==== RECORDED DATA
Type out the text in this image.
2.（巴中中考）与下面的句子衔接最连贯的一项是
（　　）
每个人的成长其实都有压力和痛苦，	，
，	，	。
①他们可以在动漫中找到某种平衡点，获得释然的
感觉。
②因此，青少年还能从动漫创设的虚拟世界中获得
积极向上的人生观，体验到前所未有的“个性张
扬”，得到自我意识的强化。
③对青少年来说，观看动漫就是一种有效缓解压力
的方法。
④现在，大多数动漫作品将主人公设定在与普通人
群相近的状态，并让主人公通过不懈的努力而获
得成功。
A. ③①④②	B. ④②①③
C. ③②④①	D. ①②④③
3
========
WHAT IS ASKED => Faithfully copy every entry, leaving nothing out.

RESULT BELOW =>
Type out the text in this image.
2.（巴中中考）与下面的句子衔接最连贯的一项是
（　　）
每个人的成长其实都有压力和痛苦，	，
，	，	。
①他们可以在动漫中找到某种平衡点，获得释然的
感觉。
②因此，青少年还能从动漫创设的虚拟世界中获得
积极向上的人生观，体验到前所未有的“个性张
扬”，得到自我意识的强化。
③对青少年来说，观看动漫就是一种有效缓解压力
的方法。
④现在，大多数动漫作品将主人公设定在与普通人
群相近的状态，并让主人公通过不懈的努力而获
得成功。
A. ③①④②	B. ④②①③
C. ③②④①	D. ①②④③
3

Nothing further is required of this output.